Set task -> Transcribe all the entries word for word, skipping the pictures.
|---|
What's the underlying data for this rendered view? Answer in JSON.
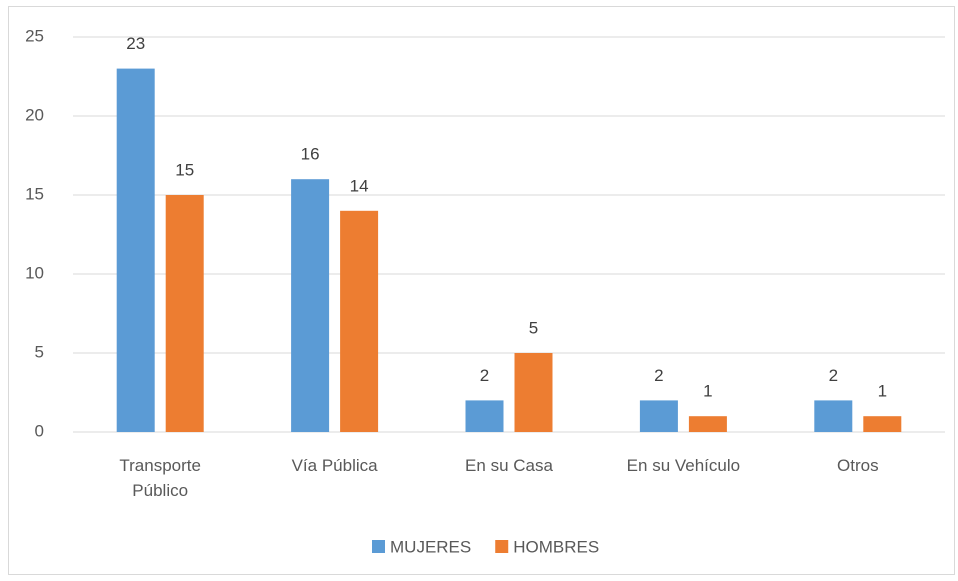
{
  "chart_data": {
    "type": "bar",
    "categories": [
      "Transporte Público",
      "Vía Pública",
      "En su Casa",
      "En su Vehículo",
      "Otros"
    ],
    "series": [
      {
        "name": "MUJERES",
        "color": "#5b9bd5",
        "values": [
          23,
          16,
          2,
          2,
          2
        ]
      },
      {
        "name": "HOMBRES",
        "color": "#ed7d31",
        "values": [
          15,
          14,
          5,
          1,
          1
        ]
      }
    ],
    "ylim": [
      0,
      25
    ],
    "yticks": [
      0,
      5,
      10,
      15,
      20,
      25
    ],
    "grid": true,
    "legend": "bottom"
  }
}
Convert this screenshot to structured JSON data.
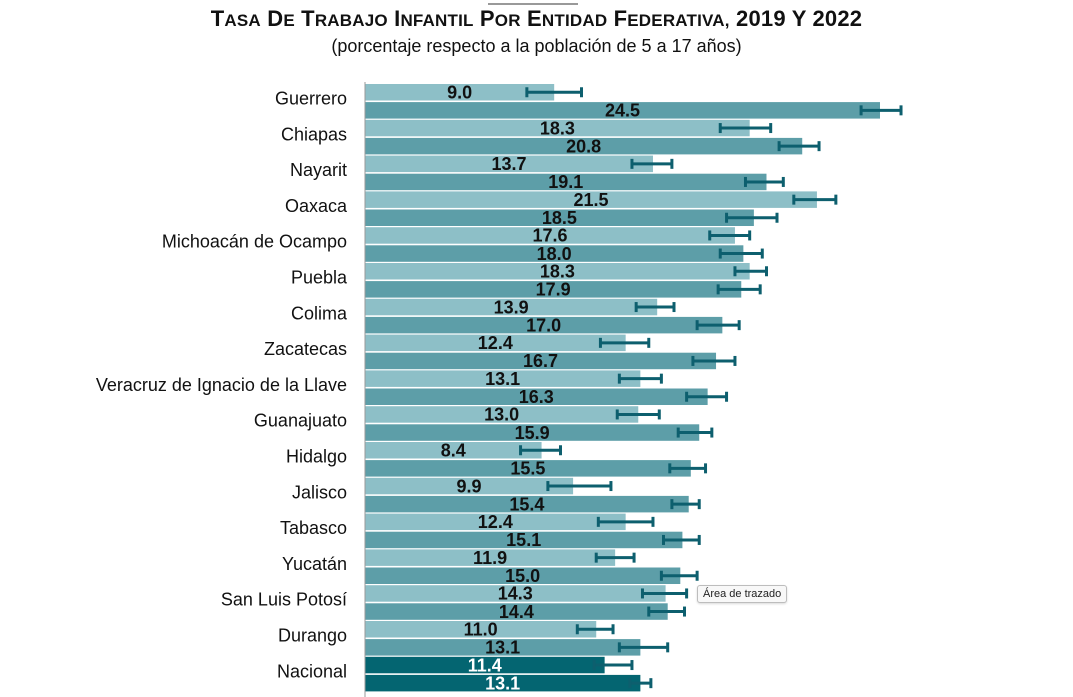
{
  "chart_data": {
    "type": "bar",
    "orientation": "horizontal",
    "title": "Tasa de trabajo infantil por entidad federativa, 2019 y 2022",
    "subtitle": "(porcentaje respecto a la población de 5 a 17 años)",
    "categories": [
      "Guerrero",
      "Chiapas",
      "Nayarit",
      "Oaxaca",
      "Michoacán de Ocampo",
      "Puebla",
      "Colima",
      "Zacatecas",
      "Veracruz de Ignacio de la Llave",
      "Guanajuato",
      "Hidalgo",
      "Jalisco",
      "Tabasco",
      "Yucatán",
      "San Luis Potosí",
      "Durango",
      "Nacional"
    ],
    "series": [
      {
        "values": [
          9.0,
          18.3,
          13.7,
          21.5,
          17.6,
          18.3,
          13.9,
          12.4,
          13.1,
          13.0,
          8.4,
          9.9,
          12.4,
          11.9,
          14.3,
          11.0,
          11.4
        ],
        "error_low": [
          7.7,
          16.9,
          12.7,
          20.4,
          16.4,
          17.6,
          12.9,
          11.2,
          12.1,
          12.0,
          7.4,
          8.7,
          11.1,
          11.0,
          13.2,
          10.1,
          10.9
        ],
        "error_high": [
          10.3,
          19.3,
          14.6,
          22.4,
          18.3,
          19.1,
          14.7,
          13.5,
          14.1,
          14.0,
          9.3,
          11.7,
          13.7,
          12.8,
          15.3,
          11.8,
          12.7
        ],
        "colors": [
          "#8dbfc7",
          "#8dbfc7",
          "#8dbfc7",
          "#8dbfc7",
          "#8dbfc7",
          "#8dbfc7",
          "#8dbfc7",
          "#8dbfc7",
          "#8dbfc7",
          "#8dbfc7",
          "#8dbfc7",
          "#8dbfc7",
          "#8dbfc7",
          "#8dbfc7",
          "#8dbfc7",
          "#8dbfc7",
          "#046571"
        ]
      },
      {
        "values": [
          24.5,
          20.8,
          19.1,
          18.5,
          18.0,
          17.9,
          17.0,
          16.7,
          16.3,
          15.9,
          15.5,
          15.4,
          15.1,
          15.0,
          14.4,
          13.1,
          13.1
        ],
        "error_low": [
          23.6,
          19.7,
          18.1,
          17.2,
          16.9,
          16.8,
          15.8,
          15.6,
          15.3,
          14.9,
          14.5,
          14.6,
          14.2,
          14.1,
          13.5,
          12.1,
          12.6
        ],
        "error_high": [
          25.5,
          21.6,
          19.9,
          19.6,
          18.9,
          18.8,
          17.8,
          17.6,
          17.2,
          16.5,
          16.2,
          15.9,
          15.9,
          15.8,
          15.2,
          14.4,
          13.6
        ],
        "colors": [
          "#5d9ea8",
          "#5d9ea8",
          "#5d9ea8",
          "#5d9ea8",
          "#5d9ea8",
          "#5d9ea8",
          "#5d9ea8",
          "#5d9ea8",
          "#5d9ea8",
          "#5d9ea8",
          "#5d9ea8",
          "#5d9ea8",
          "#5d9ea8",
          "#5d9ea8",
          "#5d9ea8",
          "#5d9ea8",
          "#046571"
        ]
      }
    ],
    "value_labels": {
      "s0": [
        "9.0",
        "18.3",
        "13.7",
        "21.5",
        "17.6",
        "18.3",
        "13.9",
        "12.4",
        "13.1",
        "13.0",
        "8.4",
        "9.9",
        "12.4",
        "11.9",
        "14.3",
        "11.0",
        "11.4"
      ],
      "s1": [
        "24.5",
        "20.8",
        "19.1",
        "18.5",
        "18.0",
        "17.9",
        "17.0",
        "16.7",
        "16.3",
        "15.9",
        "15.5",
        "15.4",
        "15.1",
        "15.0",
        "14.4",
        "13.1",
        "13.1"
      ]
    },
    "error_bar_color": "#0d5f6e",
    "xlim": [
      0,
      26
    ],
    "grid": false,
    "legend": "none"
  },
  "tooltip": {
    "text": "Área de trazado"
  }
}
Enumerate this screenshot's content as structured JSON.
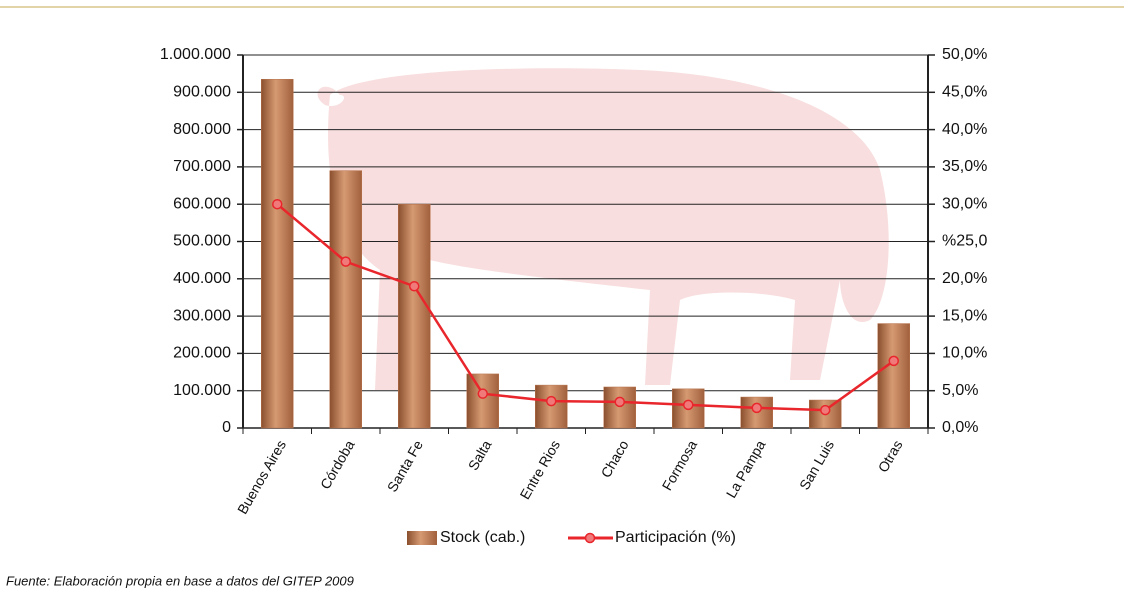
{
  "chart_data": {
    "type": "bar",
    "categories": [
      "Buenos Aires",
      "Córdoba",
      "Santa Fe",
      "Salta",
      "Entre Rios",
      "Chaco",
      "Formosa",
      "La Pampa",
      "San Luis",
      "Otras"
    ],
    "series": [
      {
        "name": "Stock (cab.)",
        "type": "bar",
        "color": "#b8734c",
        "values": [
          935000,
          690000,
          600000,
          145000,
          115000,
          110000,
          105000,
          83000,
          75000,
          280000
        ]
      },
      {
        "name": "Participación (%)",
        "type": "line",
        "axis": "y2",
        "color": "#e8262c",
        "values": [
          30.0,
          22.3,
          19.0,
          4.6,
          3.6,
          3.5,
          3.1,
          2.7,
          2.4,
          9.0
        ]
      }
    ],
    "ylim": [
      0,
      1000000
    ],
    "yticks": [
      0,
      {
        "value": 100000,
        "label": "100.000"
      },
      {
        "value": 200000,
        "label": "200.000"
      },
      {
        "value": 300000,
        "label": "300.000"
      },
      {
        "value": 400000,
        "label": "400.000"
      },
      {
        "value": 500000,
        "label": "500.000"
      },
      {
        "value": 600000,
        "label": "600.000"
      },
      {
        "value": 700000,
        "label": "700.000"
      },
      {
        "value": 800000,
        "label": "800.000"
      },
      {
        "value": 900000,
        "label": "900.000"
      },
      {
        "value": 1000000,
        "label": "1.000.000"
      }
    ],
    "y2lim": [
      0,
      50
    ],
    "y2ticks": [
      {
        "value": 0,
        "label": "0,0%"
      },
      {
        "value": 5,
        "label": "5,0%"
      },
      {
        "value": 10,
        "label": "10,0%"
      },
      {
        "value": 15,
        "label": "15,0%"
      },
      {
        "value": 20,
        "label": "20,0%"
      },
      {
        "value": 25,
        "label": "%25,0"
      },
      {
        "value": 30,
        "label": "30,0%"
      },
      {
        "value": 35,
        "label": "35,0%"
      },
      {
        "value": 40,
        "label": "40,0%"
      },
      {
        "value": 45,
        "label": "45,0%"
      },
      {
        "value": 50,
        "label": "50,0%"
      }
    ],
    "grid": true,
    "legend": "bottom",
    "source": "Fuente: Elaboración propia en base a datos del GITEP 2009"
  }
}
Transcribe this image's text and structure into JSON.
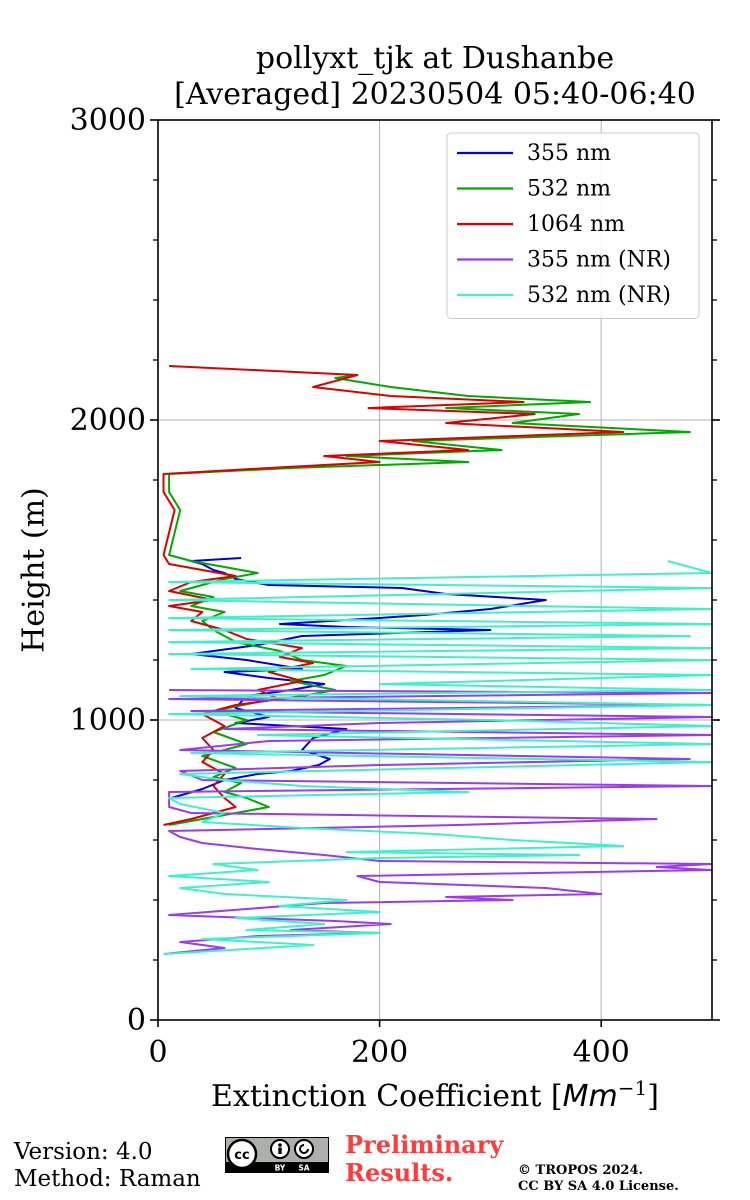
|---|
Final result ->
What's the underlying data for this rendered view? Answer in JSON.
{
  "chart_data": {
    "type": "bar",
    "categories": [
      "Transporte Público",
      "Vía Pública",
      "En su Casa",
      "En su Vehículo",
      "Otros"
    ],
    "series": [
      {
        "name": "MUJERES",
        "color": "#5b9bd5",
        "values": [
          23,
          16,
          2,
          2,
          2
        ]
      },
      {
        "name": "HOMBRES",
        "color": "#ed7d31",
        "values": [
          15,
          14,
          5,
          1,
          1
        ]
      }
    ],
    "ylim": [
      0,
      25
    ],
    "yticks": [
      0,
      5,
      10,
      15,
      20,
      25
    ],
    "grid": true,
    "legend": "bottom"
  }
}
Convert this screenshot to structured JSON data.
{
  "chart_data": {
    "type": "bar",
    "orientation": "horizontal",
    "title": "Tasa de trabajo infantil por entidad federativa, 2019 y 2022",
    "subtitle": "(porcentaje respecto a la población de 5 a 17 años)",
    "categories": [
      "Guerrero",
      "Chiapas",
      "Nayarit",
      "Oaxaca",
      "Michoacán de Ocampo",
      "Puebla",
      "Colima",
      "Zacatecas",
      "Veracruz de Ignacio de la Llave",
      "Guanajuato",
      "Hidalgo",
      "Jalisco",
      "Tabasco",
      "Yucatán",
      "San Luis Potosí",
      "Durango",
      "Nacional"
    ],
    "series": [
      {
        "values": [
          9.0,
          18.3,
          13.7,
          21.5,
          17.6,
          18.3,
          13.9,
          12.4,
          13.1,
          13.0,
          8.4,
          9.9,
          12.4,
          11.9,
          14.3,
          11.0,
          11.4
        ],
        "error_low": [
          7.7,
          16.9,
          12.7,
          20.4,
          16.4,
          17.6,
          12.9,
          11.2,
          12.1,
          12.0,
          7.4,
          8.7,
          11.1,
          11.0,
          13.2,
          10.1,
          10.9
        ],
        "error_high": [
          10.3,
          19.3,
          14.6,
          22.4,
          18.3,
          19.1,
          14.7,
          13.5,
          14.1,
          14.0,
          9.3,
          11.7,
          13.7,
          12.8,
          15.3,
          11.8,
          12.7
        ],
        "colors": [
          "#8dbfc7",
          "#8dbfc7",
          "#8dbfc7",
          "#8dbfc7",
          "#8dbfc7",
          "#8dbfc7",
          "#8dbfc7",
          "#8dbfc7",
          "#8dbfc7",
          "#8dbfc7",
          "#8dbfc7",
          "#8dbfc7",
          "#8dbfc7",
          "#8dbfc7",
          "#8dbfc7",
          "#8dbfc7",
          "#046571"
        ]
      },
      {
        "values": [
          24.5,
          20.8,
          19.1,
          18.5,
          18.0,
          17.9,
          17.0,
          16.7,
          16.3,
          15.9,
          15.5,
          15.4,
          15.1,
          15.0,
          14.4,
          13.1,
          13.1
        ],
        "error_low": [
          23.6,
          19.7,
          18.1,
          17.2,
          16.9,
          16.8,
          15.8,
          15.6,
          15.3,
          14.9,
          14.5,
          14.6,
          14.2,
          14.1,
          13.5,
          12.1,
          12.6
        ],
        "error_high": [
          25.5,
          21.6,
          19.9,
          19.6,
          18.9,
          18.8,
          17.8,
          17.6,
          17.2,
          16.5,
          16.2,
          15.9,
          15.9,
          15.8,
          15.2,
          14.4,
          13.6
        ],
        "colors": [
          "#5d9ea8",
          "#5d9ea8",
          "#5d9ea8",
          "#5d9ea8",
          "#5d9ea8",
          "#5d9ea8",
          "#5d9ea8",
          "#5d9ea8",
          "#5d9ea8",
          "#5d9ea8",
          "#5d9ea8",
          "#5d9ea8",
          "#5d9ea8",
          "#5d9ea8",
          "#5d9ea8",
          "#5d9ea8",
          "#046571"
        ]
      }
    ],
    "value_labels": {
      "s0": [
        "9.0",
        "18.3",
        "13.7",
        "21.5",
        "17.6",
        "18.3",
        "13.9",
        "12.4",
        "13.1",
        "13.0",
        "8.4",
        "9.9",
        "12.4",
        "11.9",
        "14.3",
        "11.0",
        "11.4"
      ],
      "s1": [
        "24.5",
        "20.8",
        "19.1",
        "18.5",
        "18.0",
        "17.9",
        "17.0",
        "16.7",
        "16.3",
        "15.9",
        "15.5",
        "15.4",
        "15.1",
        "15.0",
        "14.4",
        "13.1",
        "13.1"
      ]
    },
    "error_bar_color": "#0d5f6e",
    "xlim": [
      0,
      26
    ],
    "grid": false,
    "legend": "none"
  },
  "tooltip": {
    "text": "Área de trazado"
  }
}
Enumerate this screenshot's content as structured JSON.
{
  "chart_data": {
    "type": "bar",
    "categories": [
      "Buenos Aires",
      "Córdoba",
      "Santa Fe",
      "Salta",
      "Entre Rios",
      "Chaco",
      "Formosa",
      "La Pampa",
      "San Luis",
      "Otras"
    ],
    "series": [
      {
        "name": "Stock (cab.)",
        "type": "bar",
        "color": "#b8734c",
        "values": [
          935000,
          690000,
          600000,
          145000,
          115000,
          110000,
          105000,
          83000,
          75000,
          280000
        ]
      },
      {
        "name": "Participación (%)",
        "type": "line",
        "axis": "y2",
        "color": "#e8262c",
        "values": [
          30.0,
          22.3,
          19.0,
          4.6,
          3.6,
          3.5,
          3.1,
          2.7,
          2.4,
          9.0
        ]
      }
    ],
    "ylim": [
      0,
      1000000
    ],
    "yticks": [
      0,
      {
        "value": 100000,
        "label": "100.000"
      },
      {
        "value": 200000,
        "label": "200.000"
      },
      {
        "value": 300000,
        "label": "300.000"
      },
      {
        "value": 400000,
        "label": "400.000"
      },
      {
        "value": 500000,
        "label": "500.000"
      },
      {
        "value": 600000,
        "label": "600.000"
      },
      {
        "value": 700000,
        "label": "700.000"
      },
      {
        "value": 800000,
        "label": "800.000"
      },
      {
        "value": 900000,
        "label": "900.000"
      },
      {
        "value": 1000000,
        "label": "1.000.000"
      }
    ],
    "y2lim": [
      0,
      50
    ],
    "y2ticks": [
      {
        "value": 0,
        "label": "0,0%"
      },
      {
        "value": 5,
        "label": "5,0%"
      },
      {
        "value": 10,
        "label": "10,0%"
      },
      {
        "value": 15,
        "label": "15,0%"
      },
      {
        "value": 20,
        "label": "20,0%"
      },
      {
        "value": 25,
        "label": "%25,0"
      },
      {
        "value": 30,
        "label": "30,0%"
      },
      {
        "value": 35,
        "label": "35,0%"
      },
      {
        "value": 40,
        "label": "40,0%"
      },
      {
        "value": 45,
        "label": "45,0%"
      },
      {
        "value": 50,
        "label": "50,0%"
      }
    ],
    "grid": true,
    "legend": "bottom",
    "source": "Fuente: Elaboración propia en base a datos del GITEP 2009"
  }
}
Transcribe this image's text and structure into JSON.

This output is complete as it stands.